SET TASK:
Restate the entries below word for word, omitting nothing.

====== SUPPLIED ENTRIES

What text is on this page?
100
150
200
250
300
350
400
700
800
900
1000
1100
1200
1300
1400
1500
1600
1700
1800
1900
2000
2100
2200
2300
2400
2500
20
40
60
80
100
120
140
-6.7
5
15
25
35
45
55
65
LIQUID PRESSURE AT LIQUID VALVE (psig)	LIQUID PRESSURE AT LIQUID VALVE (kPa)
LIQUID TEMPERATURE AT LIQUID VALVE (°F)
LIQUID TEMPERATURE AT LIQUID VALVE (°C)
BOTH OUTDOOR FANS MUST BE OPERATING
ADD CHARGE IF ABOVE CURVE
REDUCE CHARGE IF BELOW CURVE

============

OUTPUT FOR THIS TASK:
What text is on this page?
100
150
200
250
300
350
400
700
800
900
1000
1100
1200
1300
1400
1500
1600
1700
1800
1900
2000
2100
2200
2300
2400
2500
20
40
60
80
100
120
140
-6.7
5
15
25
35
45
55
65
LIQUID PRESSURE AT LIQUID VALVE (psig)	LIQUID PRESSURE AT LIQUID VALVE (kPa)
LIQUID TEMPERATURE AT LIQUID VALVE (°F)
LIQUID TEMPERATURE AT LIQUID VALVE (°C)
BOTH OUTDOOR FANS MUST BE OPERATING
ADD CHARGE IF ABOVE CURVE
REDUCE CHARGE IF BELOW CURVE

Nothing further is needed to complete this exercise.